_WRITTEN PROBLEM_
Restate the full set of records exactly, without adding or dropping a word.

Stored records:

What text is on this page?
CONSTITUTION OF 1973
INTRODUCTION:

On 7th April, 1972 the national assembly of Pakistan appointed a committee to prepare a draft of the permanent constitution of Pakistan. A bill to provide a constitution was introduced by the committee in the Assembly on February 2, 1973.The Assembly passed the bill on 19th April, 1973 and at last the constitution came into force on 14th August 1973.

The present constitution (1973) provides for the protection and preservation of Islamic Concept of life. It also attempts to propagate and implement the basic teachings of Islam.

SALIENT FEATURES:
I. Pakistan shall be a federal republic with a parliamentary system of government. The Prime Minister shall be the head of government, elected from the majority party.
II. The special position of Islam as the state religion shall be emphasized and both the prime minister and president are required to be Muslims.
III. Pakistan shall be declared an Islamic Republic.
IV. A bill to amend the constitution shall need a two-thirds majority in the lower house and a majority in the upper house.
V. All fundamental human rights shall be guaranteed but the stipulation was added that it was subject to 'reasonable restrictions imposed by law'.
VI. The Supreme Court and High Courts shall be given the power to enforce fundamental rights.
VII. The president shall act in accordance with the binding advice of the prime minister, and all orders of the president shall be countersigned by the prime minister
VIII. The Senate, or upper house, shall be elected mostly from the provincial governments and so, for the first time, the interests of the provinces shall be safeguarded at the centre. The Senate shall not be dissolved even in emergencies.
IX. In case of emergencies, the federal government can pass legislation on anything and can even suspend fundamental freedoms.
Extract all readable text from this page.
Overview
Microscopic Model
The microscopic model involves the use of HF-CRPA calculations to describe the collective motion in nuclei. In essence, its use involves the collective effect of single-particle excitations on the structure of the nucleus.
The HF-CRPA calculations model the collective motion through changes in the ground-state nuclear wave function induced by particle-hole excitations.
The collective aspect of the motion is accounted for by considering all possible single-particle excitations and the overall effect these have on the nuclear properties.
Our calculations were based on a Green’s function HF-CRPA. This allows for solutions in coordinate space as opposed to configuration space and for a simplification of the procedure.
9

_EXERCISE ANSWER_
What text is on this page?
CONSTITUTION OF 1973
INTRODUCTION:

On 7th April, 1972 the national assembly of Pakistan appointed a committee to prepare a draft of the permanent constitution of Pakistan. A bill to provide a constitution was introduced by the committee in the Assembly on February 2, 1973.The Assembly passed the bill on 19th April, 1973 and at last the constitution came into force on 14th August 1973.

The present constitution (1973) provides for the protection and preservation of Islamic Concept of life. It also attempts to propagate and implement the basic teachings of Islam.

SALIENT FEATURES:
I. Pakistan shall be a federal republic with a parliamentary system of government. The Prime Minister shall be the head of government, elected from the majority party.
II. The special position of Islam as the state religion shall be emphasized and both the prime minister and president are required to be Muslims.
III. Pakistan shall be declared an Islamic Republic.
IV. A bill to amend the constitution shall need a two-thirds majority in the lower house and a majority in the upper house.
V. All fundamental human rights shall be guaranteed but the stipulation was added that it was subject to 'reasonable restrictions imposed by law'.
VI. The Supreme Court and High Courts shall be given the power to enforce fundamental rights.
VII. The president shall act in accordance with the binding advice of the prime minister, and all orders of the president shall be countersigned by the prime minister
VIII. The Senate, or upper house, shall be elected mostly from the provincial governments and so, for the first time, the interests of the provinces shall be safeguarded at the centre. The Senate shall not be dissolved even in emergencies.
IX. In case of emergencies, the federal government can pass legislation on anything and can even suspend fundamental freedoms.
Extract all readable text from this page.
Overview
Microscopic Model
The microscopic model involves the use of HF-CRPA calculations to describe the collective motion in nuclei. In essence, its use involves the collective effect of single-particle excitations on the structure of the nucleus.
The HF-CRPA calculations model the collective motion through changes in the ground-state nuclear wave function induced by particle-hole excitations.
The collective aspect of the motion is accounted for by considering all possible single-particle excitations and the overall effect these have on the nuclear properties.
Our calculations were based on a Green’s function HF-CRPA. This allows for solutions in coordinate space as opposed to configuration space and for a simplification of the procedure.
9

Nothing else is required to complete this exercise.